Dataset excerpts
========
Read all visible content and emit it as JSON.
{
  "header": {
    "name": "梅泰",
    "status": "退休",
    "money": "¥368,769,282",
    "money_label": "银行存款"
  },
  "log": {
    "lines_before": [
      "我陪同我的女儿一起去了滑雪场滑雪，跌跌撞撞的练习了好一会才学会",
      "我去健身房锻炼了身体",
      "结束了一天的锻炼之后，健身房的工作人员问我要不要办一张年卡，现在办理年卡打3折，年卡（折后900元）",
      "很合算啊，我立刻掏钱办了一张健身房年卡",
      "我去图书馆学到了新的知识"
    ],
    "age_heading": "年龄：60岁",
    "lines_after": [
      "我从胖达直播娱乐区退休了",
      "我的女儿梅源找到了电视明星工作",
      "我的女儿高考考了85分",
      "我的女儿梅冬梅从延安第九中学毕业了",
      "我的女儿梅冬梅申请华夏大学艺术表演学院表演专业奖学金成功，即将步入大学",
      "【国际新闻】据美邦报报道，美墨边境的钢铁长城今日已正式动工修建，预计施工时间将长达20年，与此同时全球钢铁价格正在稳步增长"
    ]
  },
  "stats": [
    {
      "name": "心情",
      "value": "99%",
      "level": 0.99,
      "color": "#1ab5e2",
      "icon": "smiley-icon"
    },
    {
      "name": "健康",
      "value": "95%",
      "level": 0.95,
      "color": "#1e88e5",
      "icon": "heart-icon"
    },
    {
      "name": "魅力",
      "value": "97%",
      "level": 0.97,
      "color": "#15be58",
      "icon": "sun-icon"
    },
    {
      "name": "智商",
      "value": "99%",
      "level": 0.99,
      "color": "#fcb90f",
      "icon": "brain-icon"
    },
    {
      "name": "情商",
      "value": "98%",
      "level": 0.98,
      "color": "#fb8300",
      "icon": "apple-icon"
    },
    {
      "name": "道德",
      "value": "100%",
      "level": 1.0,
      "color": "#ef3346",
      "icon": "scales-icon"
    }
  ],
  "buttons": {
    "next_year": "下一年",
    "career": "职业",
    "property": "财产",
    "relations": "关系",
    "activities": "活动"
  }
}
========
> _TASK TO CARRY OUT_
Lines that hold the word "value" are the ones to return, every one of them.

> _EXERCISE SOLUTION_
      "value": "99%",
      "value": "95%",
      "value": "97%",
      "value": "99%",
      "value": "98%",
      "value": "100%",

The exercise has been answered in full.